==== Excerpted data ====
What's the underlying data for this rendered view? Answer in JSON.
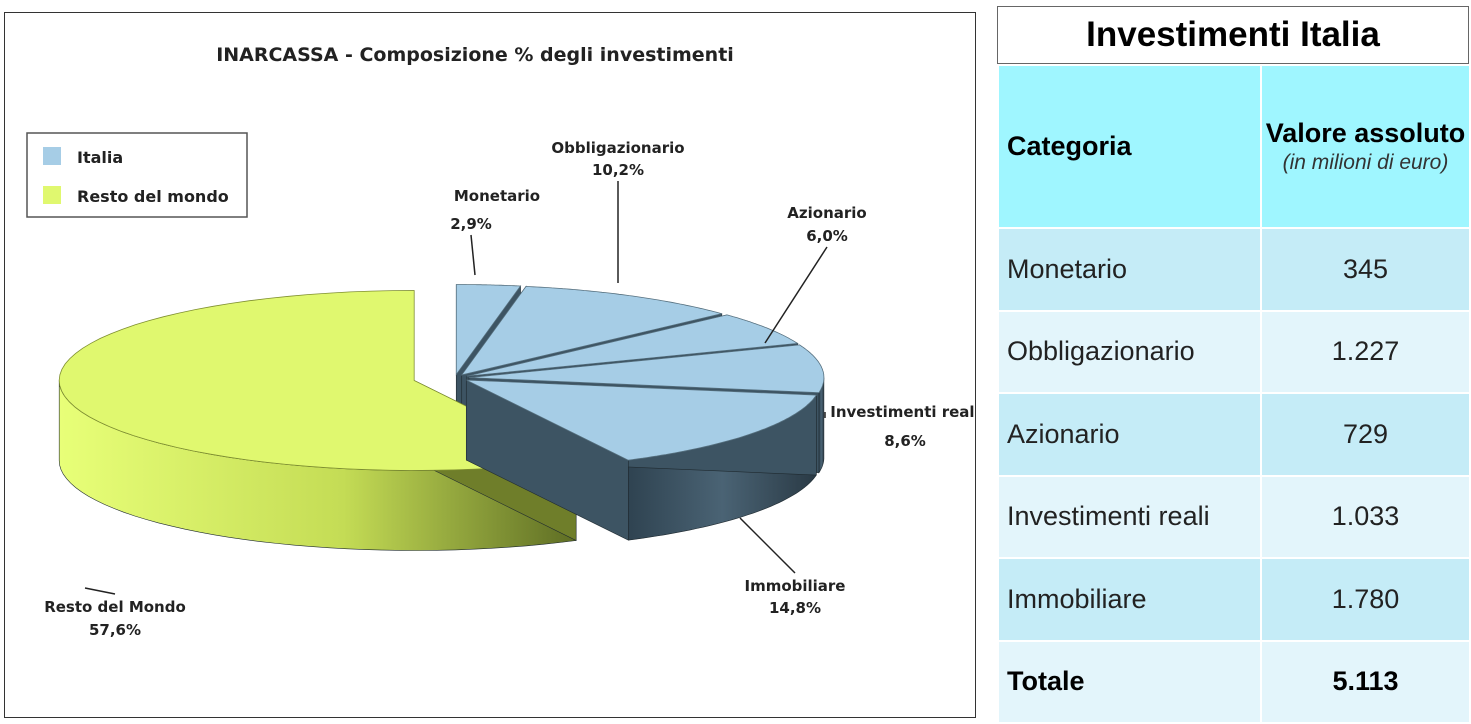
{
  "chart_data": {
    "type": "pie",
    "title": "INARCASSA - Composizione % degli investimenti",
    "legend": {
      "placement": "top-left",
      "entries": [
        {
          "label": "Italia",
          "color": "#a6cde6"
        },
        {
          "label": "Resto del mondo",
          "color": "#e0f86f"
        }
      ]
    },
    "slices": [
      {
        "label": "Monetario",
        "value": 2.9,
        "value_label": "2,9%",
        "group": "Italia"
      },
      {
        "label": "Obbligazionario",
        "value": 10.2,
        "value_label": "10,2%",
        "group": "Italia"
      },
      {
        "label": "Azionario",
        "value": 6.0,
        "value_label": "6,0%",
        "group": "Italia"
      },
      {
        "label": "Investimenti reali",
        "value": 8.6,
        "value_label": "8,6%",
        "group": "Italia"
      },
      {
        "label": "Immobiliare",
        "value": 14.8,
        "value_label": "14,8%",
        "group": "Italia"
      },
      {
        "label": "Resto del Mondo",
        "value": 57.6,
        "value_label": "57,6%",
        "group": "Resto del mondo"
      }
    ],
    "colors": {
      "italia": "#a6cde6",
      "italia_dark": "#3d5463",
      "resto": "#e0f86f",
      "resto_dark": "#6f7e2a"
    }
  },
  "table": {
    "title": "Investimenti Italia",
    "header": {
      "categoria": "Categoria",
      "valore": "Valore assoluto",
      "unit": "(in milioni di euro)"
    },
    "rows": [
      {
        "categoria": "Monetario",
        "valore": "345"
      },
      {
        "categoria": "Obbligazionario",
        "valore": "1.227"
      },
      {
        "categoria": "Azionario",
        "valore": "729"
      },
      {
        "categoria": "Investimenti reali",
        "valore": "1.033"
      },
      {
        "categoria": "Immobiliare",
        "valore": "1.780"
      }
    ],
    "total": {
      "categoria": "Totale",
      "valore": "5.113"
    },
    "colors": {
      "header_bg": "#9ff6ff",
      "row_odd": "#c5ecf7",
      "row_even": "#e3f5fb"
    }
  }
}
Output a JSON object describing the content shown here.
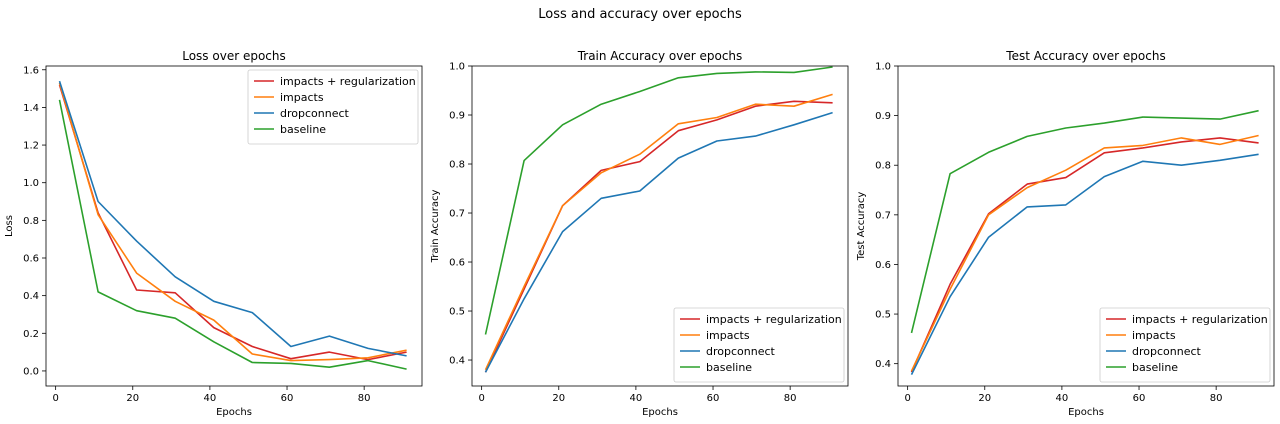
{
  "figure": {
    "suptitle": "Loss and accuracy over epochs"
  },
  "chart_data": [
    {
      "type": "line",
      "title": "Loss over epochs",
      "xlabel": "Epochs",
      "ylabel": "Loss",
      "xlim": [
        -2.5,
        95
      ],
      "ylim": [
        -0.08,
        1.62
      ],
      "xticks": [
        0,
        20,
        40,
        60,
        80
      ],
      "yticks": [
        0.0,
        0.2,
        0.4,
        0.6,
        0.8,
        1.0,
        1.2,
        1.4,
        1.6
      ],
      "x": [
        1,
        11,
        21,
        31,
        41,
        51,
        61,
        71,
        81,
        91
      ],
      "legend_loc": "top-right",
      "series": [
        {
          "name": "impacts + regularization",
          "color": "#d62728",
          "values": [
            1.52,
            0.84,
            0.43,
            0.415,
            0.23,
            0.13,
            0.065,
            0.1,
            0.06,
            0.1
          ]
        },
        {
          "name": "impacts",
          "color": "#ff7f0e",
          "values": [
            1.53,
            0.83,
            0.52,
            0.37,
            0.27,
            0.09,
            0.055,
            0.06,
            0.07,
            0.11
          ]
        },
        {
          "name": "dropconnect",
          "color": "#1f77b4",
          "values": [
            1.54,
            0.9,
            0.69,
            0.5,
            0.37,
            0.31,
            0.13,
            0.185,
            0.12,
            0.08
          ]
        },
        {
          "name": "baseline",
          "color": "#2ca02c",
          "values": [
            1.44,
            0.42,
            0.32,
            0.28,
            0.155,
            0.045,
            0.04,
            0.02,
            0.055,
            0.01
          ]
        }
      ]
    },
    {
      "type": "line",
      "title": "Train Accuracy over epochs",
      "xlabel": "Epochs",
      "ylabel": "Train Accuracy",
      "xlim": [
        -2.5,
        95
      ],
      "ylim": [
        0.347,
        1.0
      ],
      "xticks": [
        0,
        20,
        40,
        60,
        80
      ],
      "yticks": [
        0.4,
        0.5,
        0.6,
        0.7,
        0.8,
        0.9,
        1.0
      ],
      "x": [
        1,
        11,
        21,
        31,
        41,
        51,
        61,
        71,
        81,
        91
      ],
      "legend_loc": "bottom-right",
      "series": [
        {
          "name": "impacts + regularization",
          "color": "#d62728",
          "values": [
            0.375,
            0.545,
            0.715,
            0.787,
            0.805,
            0.868,
            0.89,
            0.918,
            0.928,
            0.925
          ]
        },
        {
          "name": "impacts",
          "color": "#ff7f0e",
          "values": [
            0.38,
            0.55,
            0.715,
            0.782,
            0.82,
            0.882,
            0.895,
            0.922,
            0.918,
            0.942
          ]
        },
        {
          "name": "dropconnect",
          "color": "#1f77b4",
          "values": [
            0.375,
            0.525,
            0.662,
            0.73,
            0.745,
            0.812,
            0.847,
            0.857,
            0.88,
            0.905
          ]
        },
        {
          "name": "baseline",
          "color": "#2ca02c",
          "values": [
            0.452,
            0.807,
            0.88,
            0.922,
            0.948,
            0.976,
            0.985,
            0.988,
            0.987,
            0.998
          ]
        }
      ]
    },
    {
      "type": "line",
      "title": "Test Accuracy over epochs",
      "xlabel": "Epochs",
      "ylabel": "Test Accuracy",
      "xlim": [
        -2.5,
        95
      ],
      "ylim": [
        0.355,
        1.0
      ],
      "xticks": [
        0,
        20,
        40,
        60,
        80
      ],
      "yticks": [
        0.4,
        0.5,
        0.6,
        0.7,
        0.8,
        0.9,
        1.0
      ],
      "x": [
        1,
        11,
        21,
        31,
        41,
        51,
        61,
        71,
        81,
        91
      ],
      "legend_loc": "bottom-right",
      "series": [
        {
          "name": "impacts + regularization",
          "color": "#d62728",
          "values": [
            0.383,
            0.56,
            0.702,
            0.762,
            0.775,
            0.825,
            0.835,
            0.847,
            0.855,
            0.845
          ]
        },
        {
          "name": "impacts",
          "color": "#ff7f0e",
          "values": [
            0.385,
            0.55,
            0.7,
            0.755,
            0.79,
            0.835,
            0.84,
            0.855,
            0.842,
            0.86
          ]
        },
        {
          "name": "dropconnect",
          "color": "#1f77b4",
          "values": [
            0.378,
            0.535,
            0.655,
            0.716,
            0.72,
            0.777,
            0.808,
            0.8,
            0.81,
            0.822
          ]
        },
        {
          "name": "baseline",
          "color": "#2ca02c",
          "values": [
            0.462,
            0.783,
            0.826,
            0.858,
            0.875,
            0.885,
            0.897,
            0.895,
            0.893,
            0.91
          ]
        }
      ]
    }
  ]
}
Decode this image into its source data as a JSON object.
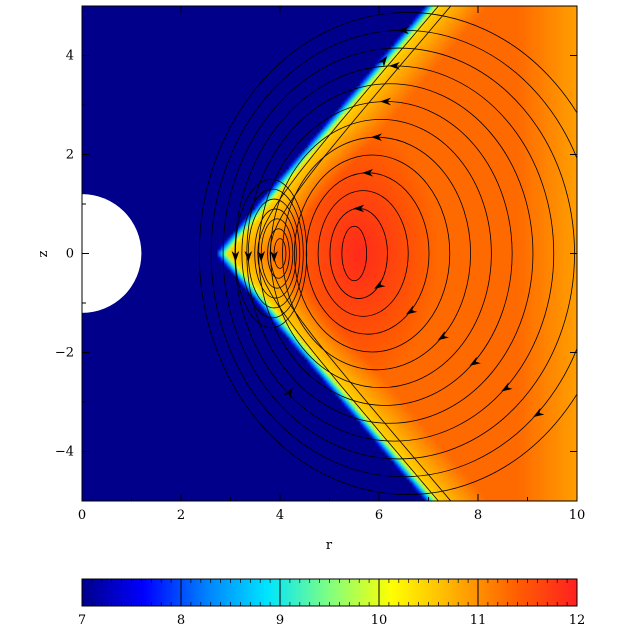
{
  "chart_data": {
    "type": "heatmap",
    "title": "",
    "xlabel": "r",
    "ylabel": "z",
    "xlim": [
      0,
      10
    ],
    "ylim": [
      -5,
      5
    ],
    "x_ticks": [
      0,
      2,
      4,
      6,
      8,
      10
    ],
    "y_ticks": [
      -4,
      -2,
      0,
      2,
      4
    ],
    "obstacle": {
      "shape": "circle",
      "center_r": 0,
      "center_z": 0,
      "radius": 1.2,
      "color": "#ffffff"
    },
    "field": {
      "background_value": 7,
      "shock_vertex_r": 2.7,
      "shock_slope": 0.85,
      "peak_value": 11.9,
      "peak_center": [
        5.6,
        0.0
      ]
    },
    "streamlines": "closed circulation loops centered near r≈4 and r≈5.6 at z≈0, plus open field lines along the shock",
    "colorbar": {
      "min": 7,
      "max": 12,
      "ticks": [
        7,
        8,
        9,
        10,
        11,
        12
      ],
      "colors": [
        "#00008b",
        "#0000ff",
        "#0080ff",
        "#00e5ff",
        "#80ff80",
        "#ffff00",
        "#ffb000",
        "#ff6000",
        "#ff2020"
      ]
    }
  },
  "colorbar_ticks_labels": [
    "7",
    "8",
    "9",
    "10",
    "11",
    "12"
  ],
  "x_tick_labels": [
    "0",
    "2",
    "4",
    "6",
    "8",
    "10"
  ],
  "y_tick_labels": [
    "−4",
    "−2",
    "0",
    "2",
    "4"
  ]
}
====
_What the task requires_
Going through the entries above, tally each line that has the word "reali". Answer with the number only.

_Task answer_
2